[Items]:
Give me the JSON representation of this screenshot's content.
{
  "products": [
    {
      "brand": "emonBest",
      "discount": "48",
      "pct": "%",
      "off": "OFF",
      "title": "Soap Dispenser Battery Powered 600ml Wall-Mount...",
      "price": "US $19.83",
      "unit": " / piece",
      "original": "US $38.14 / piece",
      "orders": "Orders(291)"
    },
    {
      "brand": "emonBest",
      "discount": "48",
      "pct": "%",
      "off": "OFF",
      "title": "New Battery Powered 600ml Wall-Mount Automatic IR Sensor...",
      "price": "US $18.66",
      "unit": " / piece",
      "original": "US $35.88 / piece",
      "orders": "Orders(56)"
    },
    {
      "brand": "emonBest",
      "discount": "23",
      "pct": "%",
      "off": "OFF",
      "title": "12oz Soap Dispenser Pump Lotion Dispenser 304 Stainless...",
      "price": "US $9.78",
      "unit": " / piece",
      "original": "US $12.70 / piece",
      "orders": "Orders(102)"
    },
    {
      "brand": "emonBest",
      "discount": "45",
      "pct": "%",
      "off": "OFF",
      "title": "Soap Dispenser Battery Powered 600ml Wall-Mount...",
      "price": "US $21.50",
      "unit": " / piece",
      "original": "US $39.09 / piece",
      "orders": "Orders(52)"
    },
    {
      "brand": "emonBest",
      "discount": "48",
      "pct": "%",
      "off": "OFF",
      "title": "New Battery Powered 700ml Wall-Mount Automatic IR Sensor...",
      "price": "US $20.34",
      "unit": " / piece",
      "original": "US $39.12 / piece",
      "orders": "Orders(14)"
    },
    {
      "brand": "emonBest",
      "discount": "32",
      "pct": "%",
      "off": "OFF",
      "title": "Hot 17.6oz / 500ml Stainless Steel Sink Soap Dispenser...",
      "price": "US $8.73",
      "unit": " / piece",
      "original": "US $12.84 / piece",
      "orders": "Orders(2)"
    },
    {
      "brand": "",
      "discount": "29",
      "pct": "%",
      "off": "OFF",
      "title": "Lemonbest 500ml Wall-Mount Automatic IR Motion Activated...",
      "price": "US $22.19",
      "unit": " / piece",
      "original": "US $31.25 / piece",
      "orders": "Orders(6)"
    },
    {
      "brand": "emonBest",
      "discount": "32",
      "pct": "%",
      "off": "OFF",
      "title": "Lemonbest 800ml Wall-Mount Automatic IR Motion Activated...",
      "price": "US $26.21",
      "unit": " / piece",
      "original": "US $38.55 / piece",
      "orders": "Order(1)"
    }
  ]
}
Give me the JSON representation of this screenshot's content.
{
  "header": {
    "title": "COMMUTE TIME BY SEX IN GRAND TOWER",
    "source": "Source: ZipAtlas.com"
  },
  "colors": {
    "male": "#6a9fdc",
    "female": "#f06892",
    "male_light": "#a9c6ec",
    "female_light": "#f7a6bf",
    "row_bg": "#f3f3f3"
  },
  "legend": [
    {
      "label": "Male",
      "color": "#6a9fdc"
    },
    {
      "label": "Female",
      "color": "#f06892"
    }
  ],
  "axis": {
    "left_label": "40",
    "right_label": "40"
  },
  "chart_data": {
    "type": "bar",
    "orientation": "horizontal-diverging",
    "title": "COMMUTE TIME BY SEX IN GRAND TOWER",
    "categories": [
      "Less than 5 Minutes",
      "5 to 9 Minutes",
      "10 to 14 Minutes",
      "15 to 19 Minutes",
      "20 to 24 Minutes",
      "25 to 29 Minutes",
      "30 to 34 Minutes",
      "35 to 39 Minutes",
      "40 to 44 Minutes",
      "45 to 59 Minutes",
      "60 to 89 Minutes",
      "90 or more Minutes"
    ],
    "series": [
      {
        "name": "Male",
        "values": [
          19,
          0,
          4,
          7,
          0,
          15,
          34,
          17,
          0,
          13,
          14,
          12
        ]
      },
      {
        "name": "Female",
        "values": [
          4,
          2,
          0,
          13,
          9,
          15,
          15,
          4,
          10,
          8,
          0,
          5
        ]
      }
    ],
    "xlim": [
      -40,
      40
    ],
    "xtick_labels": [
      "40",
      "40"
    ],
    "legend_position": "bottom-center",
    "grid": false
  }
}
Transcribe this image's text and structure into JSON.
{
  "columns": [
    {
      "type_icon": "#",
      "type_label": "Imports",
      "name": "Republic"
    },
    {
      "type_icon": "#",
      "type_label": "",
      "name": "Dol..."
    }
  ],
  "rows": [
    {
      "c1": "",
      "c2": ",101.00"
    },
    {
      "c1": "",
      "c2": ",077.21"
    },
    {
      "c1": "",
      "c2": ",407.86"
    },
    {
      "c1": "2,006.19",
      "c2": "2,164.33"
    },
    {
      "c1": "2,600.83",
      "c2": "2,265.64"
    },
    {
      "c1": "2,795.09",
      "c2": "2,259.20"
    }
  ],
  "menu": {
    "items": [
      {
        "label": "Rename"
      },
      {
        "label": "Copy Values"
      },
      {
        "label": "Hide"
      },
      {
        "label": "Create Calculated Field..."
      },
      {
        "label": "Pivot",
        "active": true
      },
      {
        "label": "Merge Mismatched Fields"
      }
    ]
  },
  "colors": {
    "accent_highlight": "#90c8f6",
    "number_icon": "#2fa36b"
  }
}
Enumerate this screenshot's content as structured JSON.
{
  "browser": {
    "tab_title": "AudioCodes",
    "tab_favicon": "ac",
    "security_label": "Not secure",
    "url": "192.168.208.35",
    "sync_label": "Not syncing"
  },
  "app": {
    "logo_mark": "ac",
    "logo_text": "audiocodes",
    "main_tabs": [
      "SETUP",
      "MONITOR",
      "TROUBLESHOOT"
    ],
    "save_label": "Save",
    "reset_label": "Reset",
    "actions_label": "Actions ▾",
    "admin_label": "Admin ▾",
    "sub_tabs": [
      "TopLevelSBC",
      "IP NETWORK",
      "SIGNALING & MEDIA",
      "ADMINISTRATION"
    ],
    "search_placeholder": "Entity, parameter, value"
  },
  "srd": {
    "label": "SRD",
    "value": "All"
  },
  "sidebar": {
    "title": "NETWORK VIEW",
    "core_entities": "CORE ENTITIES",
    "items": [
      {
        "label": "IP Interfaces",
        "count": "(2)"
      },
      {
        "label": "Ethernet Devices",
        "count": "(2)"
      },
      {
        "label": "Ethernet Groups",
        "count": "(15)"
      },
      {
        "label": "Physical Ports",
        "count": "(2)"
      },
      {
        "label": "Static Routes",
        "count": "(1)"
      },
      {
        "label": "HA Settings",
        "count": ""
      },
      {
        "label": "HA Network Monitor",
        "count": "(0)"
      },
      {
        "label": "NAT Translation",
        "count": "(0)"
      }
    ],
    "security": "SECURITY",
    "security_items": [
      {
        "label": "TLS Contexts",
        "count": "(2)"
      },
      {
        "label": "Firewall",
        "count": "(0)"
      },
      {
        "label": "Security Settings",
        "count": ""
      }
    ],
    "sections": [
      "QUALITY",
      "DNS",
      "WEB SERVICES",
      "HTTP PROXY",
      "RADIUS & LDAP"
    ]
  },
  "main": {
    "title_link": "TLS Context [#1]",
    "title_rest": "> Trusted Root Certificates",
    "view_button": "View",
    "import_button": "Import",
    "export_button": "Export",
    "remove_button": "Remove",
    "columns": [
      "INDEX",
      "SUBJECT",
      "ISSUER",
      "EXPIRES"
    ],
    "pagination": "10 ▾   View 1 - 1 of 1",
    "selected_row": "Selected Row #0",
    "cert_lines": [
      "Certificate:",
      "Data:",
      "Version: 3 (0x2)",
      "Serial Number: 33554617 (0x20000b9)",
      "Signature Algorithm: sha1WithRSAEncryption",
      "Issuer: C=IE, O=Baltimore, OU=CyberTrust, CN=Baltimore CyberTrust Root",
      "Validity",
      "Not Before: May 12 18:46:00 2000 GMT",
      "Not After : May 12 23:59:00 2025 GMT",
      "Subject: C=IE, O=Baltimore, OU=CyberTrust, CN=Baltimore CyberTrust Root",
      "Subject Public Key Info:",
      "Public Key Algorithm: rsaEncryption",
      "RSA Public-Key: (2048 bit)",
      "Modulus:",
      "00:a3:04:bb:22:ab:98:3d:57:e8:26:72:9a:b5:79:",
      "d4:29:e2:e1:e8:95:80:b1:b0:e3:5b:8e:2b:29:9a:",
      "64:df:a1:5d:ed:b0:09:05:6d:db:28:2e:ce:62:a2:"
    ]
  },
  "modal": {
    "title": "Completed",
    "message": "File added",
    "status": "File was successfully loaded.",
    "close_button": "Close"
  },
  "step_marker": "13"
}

[What is required]:
Scan the material above for the string "this" and report each line where you find it.

[Correct result]:
Give me the JSON representation of this screenshot's content.
Give me the JSON representation of this screenshot's content.
Transcribe this image's text and structure into JSON.
Enumerate this screenshot's content as structured JSON.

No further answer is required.